#### GIVEN DATA
>>
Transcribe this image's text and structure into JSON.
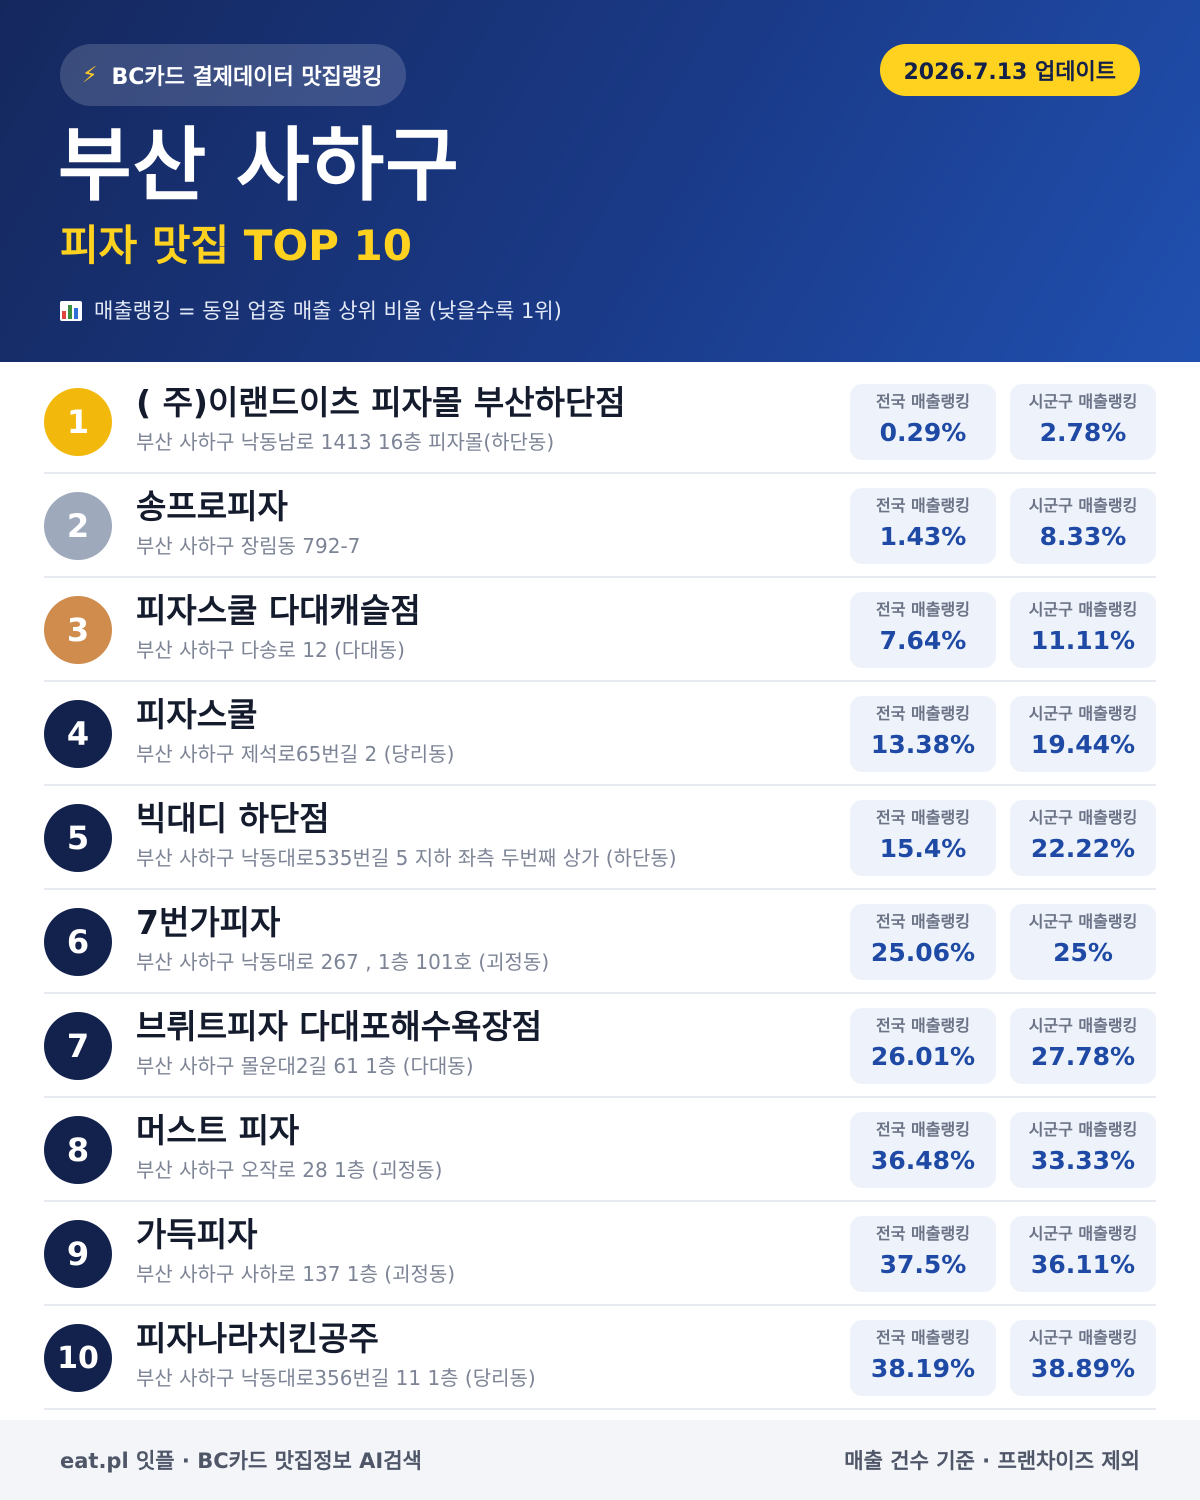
{
  "header": {
    "source_icon": "lightning-bolt-icon",
    "source_label": "BC카드 결제데이터 맛집랭킹",
    "update_date": "2026.7.13 업데이트",
    "region": "부산 사하구",
    "subtitle": "피자 맛집 TOP 10",
    "note_icon": "bar-chart-icon",
    "note": "매출랭킹 = 동일 업종 매출 상위 비율 (낮을수록 1위)"
  },
  "labels": {
    "national": "전국 매출랭킹",
    "local": "시군구 매출랭킹"
  },
  "colors": {
    "header_bg": "#1a3a88",
    "accent_yellow": "#ffd21f",
    "gold": "#f2b90c",
    "silver": "#9ea9bc",
    "bronze": "#cf8c4d",
    "rank_default": "#13214d",
    "value_blue": "#1e49a4"
  },
  "restaurants": [
    {
      "rank": "1",
      "name": "( 주)이랜드이츠 피자몰 부산하단점",
      "address": "부산 사하구 낙동남로 1413 16층 피자몰(하단동)",
      "national": "0.29%",
      "local": "2.78%"
    },
    {
      "rank": "2",
      "name": "송프로피자",
      "address": "부산 사하구 장림동 792-7",
      "national": "1.43%",
      "local": "8.33%"
    },
    {
      "rank": "3",
      "name": "피자스쿨 다대캐슬점",
      "address": "부산 사하구 다송로 12 (다대동)",
      "national": "7.64%",
      "local": "11.11%"
    },
    {
      "rank": "4",
      "name": "피자스쿨",
      "address": "부산 사하구 제석로65번길 2 (당리동)",
      "national": "13.38%",
      "local": "19.44%"
    },
    {
      "rank": "5",
      "name": "빅대디 하단점",
      "address": "부산 사하구 낙동대로535번길 5 지하 좌측 두번째 상가 (하단동)",
      "national": "15.4%",
      "local": "22.22%"
    },
    {
      "rank": "6",
      "name": "7번가피자",
      "address": "부산 사하구 낙동대로 267 , 1층 101호 (괴정동)",
      "national": "25.06%",
      "local": "25%"
    },
    {
      "rank": "7",
      "name": "브뤼트피자 다대포해수욕장점",
      "address": "부산 사하구 몰운대2길 61 1층 (다대동)",
      "national": "26.01%",
      "local": "27.78%"
    },
    {
      "rank": "8",
      "name": "머스트 피자",
      "address": "부산 사하구 오작로 28 1층 (괴정동)",
      "national": "36.48%",
      "local": "33.33%"
    },
    {
      "rank": "9",
      "name": "가득피자",
      "address": "부산 사하구 사하로 137 1층 (괴정동)",
      "national": "37.5%",
      "local": "36.11%"
    },
    {
      "rank": "10",
      "name": "피자나라치킨공주",
      "address": "부산 사하구 낙동대로356번길 11 1층 (당리동)",
      "national": "38.19%",
      "local": "38.89%"
    }
  ],
  "footer": {
    "left": "eat.pl 잇플 · BC카드 맛집정보 AI검색",
    "right": "매출 건수 기준 · 프랜차이즈 제외"
  }
}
<<
#### GOAL OF THE EXERCISE
Keep the pictures out of the copy and write out the data exactly as it stands.

#### TASK SOLUTION
Transcribe this image's text and structure into JSON.
{
  "header": {
    "source_icon": "lightning-bolt-icon",
    "source_label": "BC카드 결제데이터 맛집랭킹",
    "update_date": "2026.7.13 업데이트",
    "region": "부산 사하구",
    "subtitle": "피자 맛집 TOP 10",
    "note_icon": "bar-chart-icon",
    "note": "매출랭킹 = 동일 업종 매출 상위 비율 (낮을수록 1위)"
  },
  "labels": {
    "national": "전국 매출랭킹",
    "local": "시군구 매출랭킹"
  },
  "colors": {
    "header_bg": "#1a3a88",
    "accent_yellow": "#ffd21f",
    "gold": "#f2b90c",
    "silver": "#9ea9bc",
    "bronze": "#cf8c4d",
    "rank_default": "#13214d",
    "value_blue": "#1e49a4"
  },
  "restaurants": [
    {
      "rank": "1",
      "name": "( 주)이랜드이츠 피자몰 부산하단점",
      "address": "부산 사하구 낙동남로 1413 16층 피자몰(하단동)",
      "national": "0.29%",
      "local": "2.78%"
    },
    {
      "rank": "2",
      "name": "송프로피자",
      "address": "부산 사하구 장림동 792-7",
      "national": "1.43%",
      "local": "8.33%"
    },
    {
      "rank": "3",
      "name": "피자스쿨 다대캐슬점",
      "address": "부산 사하구 다송로 12 (다대동)",
      "national": "7.64%",
      "local": "11.11%"
    },
    {
      "rank": "4",
      "name": "피자스쿨",
      "address": "부산 사하구 제석로65번길 2 (당리동)",
      "national": "13.38%",
      "local": "19.44%"
    },
    {
      "rank": "5",
      "name": "빅대디 하단점",
      "address": "부산 사하구 낙동대로535번길 5 지하 좌측 두번째 상가 (하단동)",
      "national": "15.4%",
      "local": "22.22%"
    },
    {
      "rank": "6",
      "name": "7번가피자",
      "address": "부산 사하구 낙동대로 267 , 1층 101호 (괴정동)",
      "national": "25.06%",
      "local": "25%"
    },
    {
      "rank": "7",
      "name": "브뤼트피자 다대포해수욕장점",
      "address": "부산 사하구 몰운대2길 61 1층 (다대동)",
      "national": "26.01%",
      "local": "27.78%"
    },
    {
      "rank": "8",
      "name": "머스트 피자",
      "address": "부산 사하구 오작로 28 1층 (괴정동)",
      "national": "36.48%",
      "local": "33.33%"
    },
    {
      "rank": "9",
      "name": "가득피자",
      "address": "부산 사하구 사하로 137 1층 (괴정동)",
      "national": "37.5%",
      "local": "36.11%"
    },
    {
      "rank": "10",
      "name": "피자나라치킨공주",
      "address": "부산 사하구 낙동대로356번길 11 1층 (당리동)",
      "national": "38.19%",
      "local": "38.89%"
    }
  ],
  "footer": {
    "left": "eat.pl 잇플 · BC카드 맛집정보 AI검색",
    "right": "매출 건수 기준 · 프랜차이즈 제외"
  }
}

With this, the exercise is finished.